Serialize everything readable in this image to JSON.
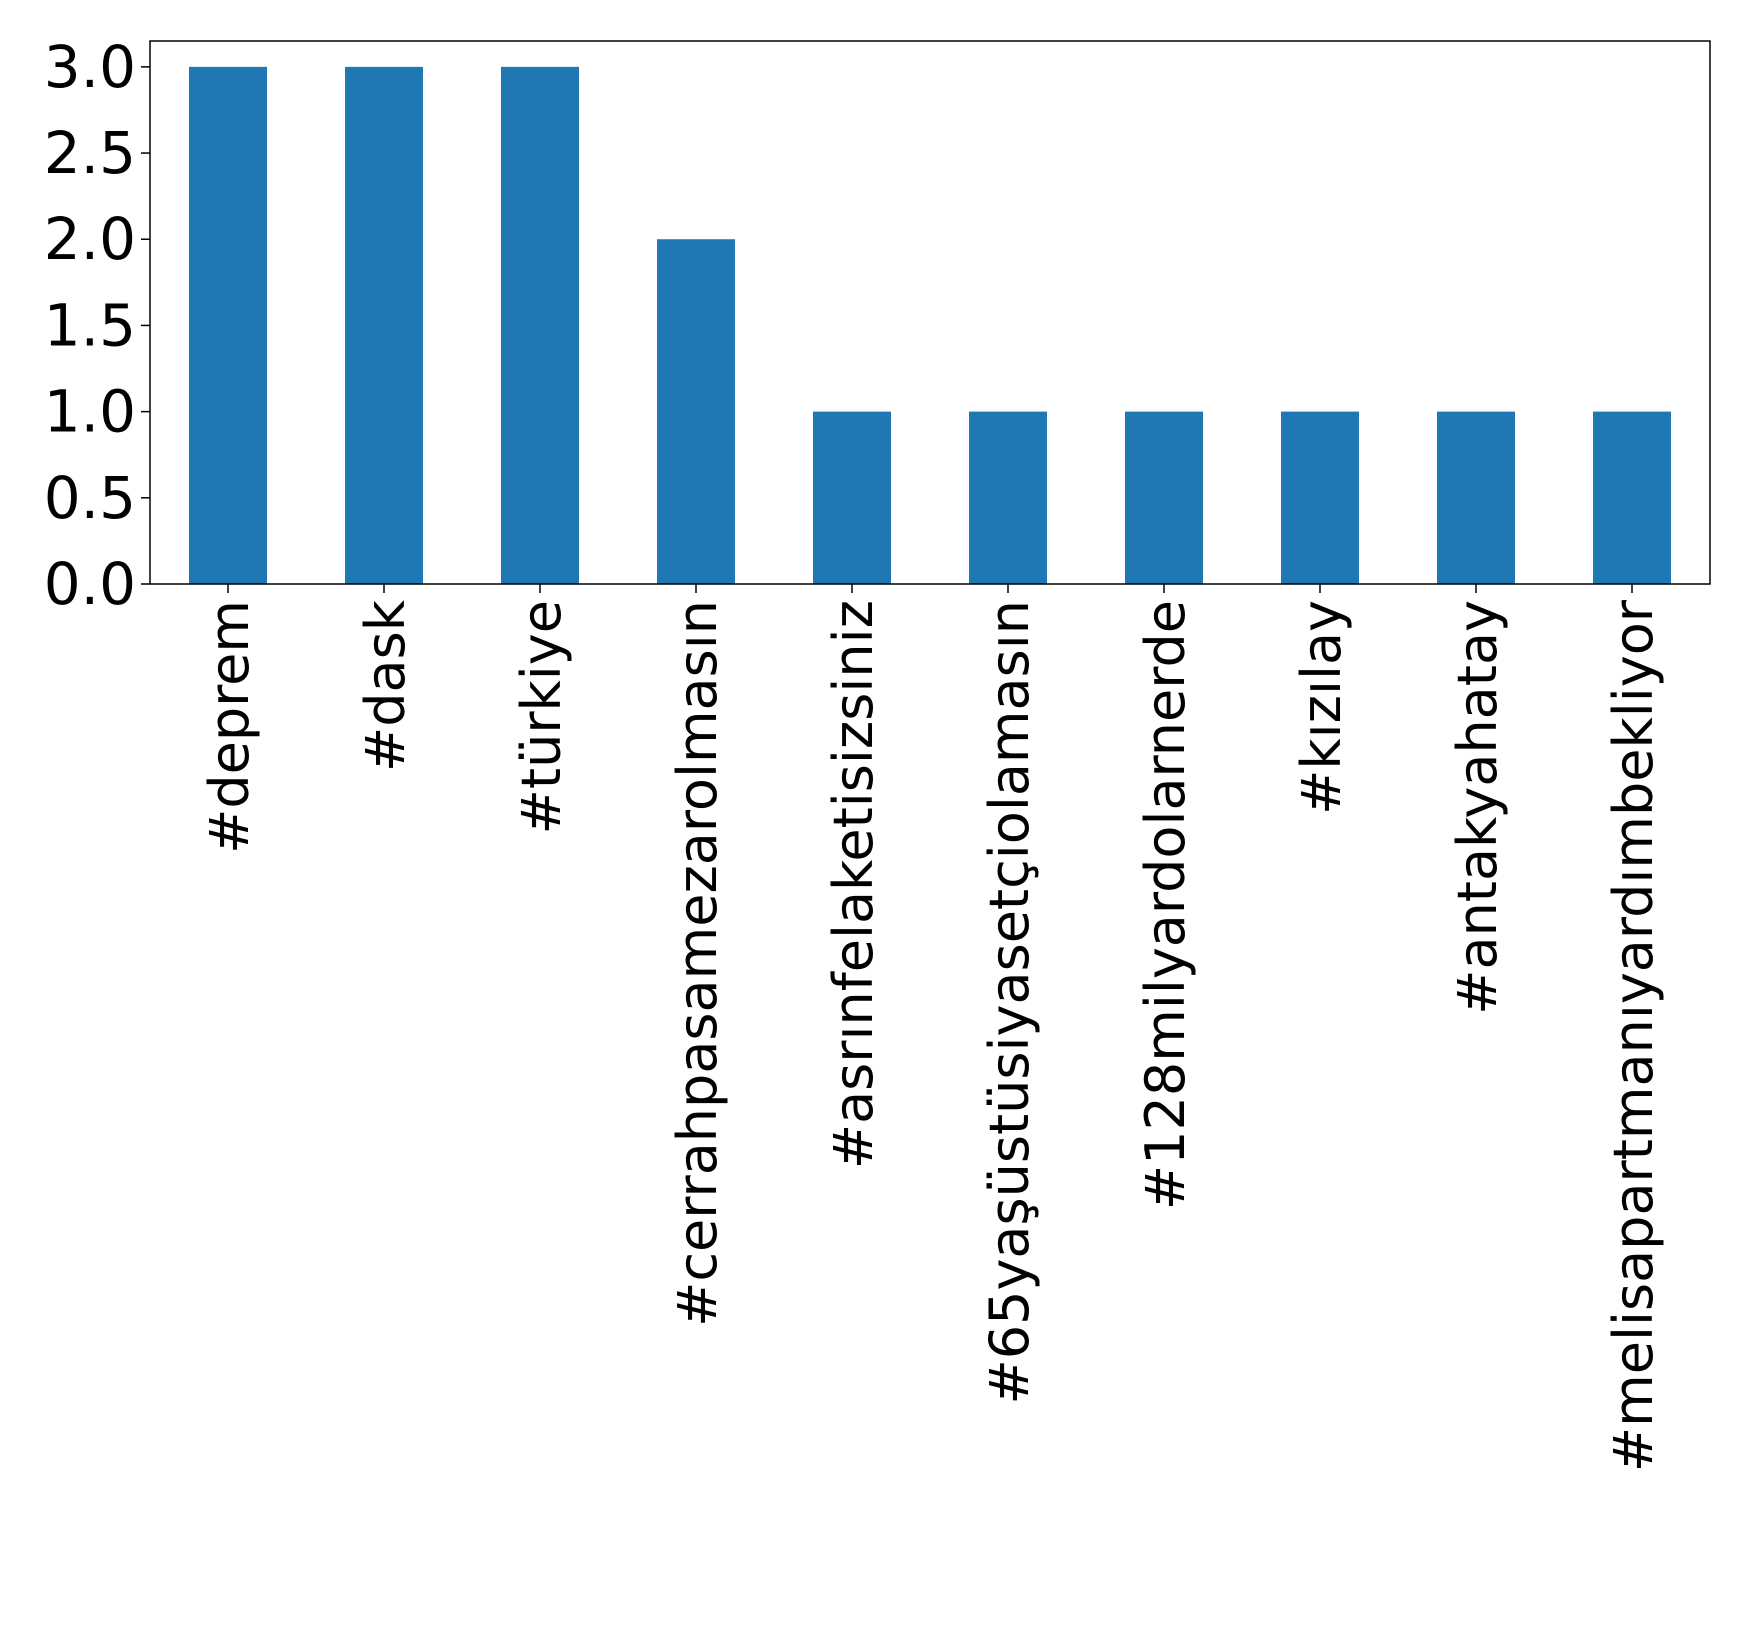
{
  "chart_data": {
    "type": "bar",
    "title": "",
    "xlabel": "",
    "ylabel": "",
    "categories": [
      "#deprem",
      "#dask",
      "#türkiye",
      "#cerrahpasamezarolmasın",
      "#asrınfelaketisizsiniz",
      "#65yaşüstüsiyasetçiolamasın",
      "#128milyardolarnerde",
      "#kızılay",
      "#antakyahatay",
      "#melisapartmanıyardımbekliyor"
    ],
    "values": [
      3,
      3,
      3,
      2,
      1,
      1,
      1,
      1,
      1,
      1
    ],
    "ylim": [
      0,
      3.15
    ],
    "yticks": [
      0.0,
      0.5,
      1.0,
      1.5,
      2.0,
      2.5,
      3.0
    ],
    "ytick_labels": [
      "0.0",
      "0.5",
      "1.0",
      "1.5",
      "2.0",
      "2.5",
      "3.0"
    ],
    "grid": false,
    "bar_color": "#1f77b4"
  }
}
● ● ● ● ● ● ●
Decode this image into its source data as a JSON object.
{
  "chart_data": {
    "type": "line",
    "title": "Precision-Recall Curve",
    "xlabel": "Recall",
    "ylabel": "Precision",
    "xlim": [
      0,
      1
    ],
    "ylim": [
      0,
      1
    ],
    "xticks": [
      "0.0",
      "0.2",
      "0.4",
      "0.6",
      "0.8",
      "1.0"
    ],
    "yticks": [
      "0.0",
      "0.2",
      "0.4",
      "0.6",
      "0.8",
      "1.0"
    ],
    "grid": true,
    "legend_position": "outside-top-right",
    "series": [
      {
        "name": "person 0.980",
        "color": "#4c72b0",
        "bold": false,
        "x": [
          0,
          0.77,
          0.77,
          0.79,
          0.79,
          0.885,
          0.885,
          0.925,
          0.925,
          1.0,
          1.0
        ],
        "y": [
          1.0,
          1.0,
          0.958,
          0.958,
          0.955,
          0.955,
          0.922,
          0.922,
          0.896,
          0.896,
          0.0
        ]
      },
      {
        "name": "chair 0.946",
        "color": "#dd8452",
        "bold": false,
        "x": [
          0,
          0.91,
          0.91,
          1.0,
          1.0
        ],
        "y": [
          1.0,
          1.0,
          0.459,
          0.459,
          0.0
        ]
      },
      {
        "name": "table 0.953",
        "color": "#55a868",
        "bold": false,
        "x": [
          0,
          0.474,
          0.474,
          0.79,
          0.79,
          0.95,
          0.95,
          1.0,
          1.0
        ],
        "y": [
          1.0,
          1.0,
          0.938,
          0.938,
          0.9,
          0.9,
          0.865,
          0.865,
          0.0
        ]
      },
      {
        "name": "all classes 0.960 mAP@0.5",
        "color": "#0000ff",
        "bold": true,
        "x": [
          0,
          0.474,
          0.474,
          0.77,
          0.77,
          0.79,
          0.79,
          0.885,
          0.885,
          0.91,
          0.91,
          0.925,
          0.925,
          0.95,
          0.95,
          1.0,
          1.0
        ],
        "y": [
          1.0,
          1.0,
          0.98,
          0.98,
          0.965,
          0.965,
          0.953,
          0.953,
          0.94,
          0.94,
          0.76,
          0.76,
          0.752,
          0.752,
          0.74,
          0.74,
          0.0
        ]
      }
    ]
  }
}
● ● ● ● ● ● ●
• OBJECTIVE:
Select all lines in the listing above where the word "image" appears, and show them.

• COMPLETED EXERCISE:
Serialize everything readable in this image to JSON.
Decode this image into its source data as a JSON object.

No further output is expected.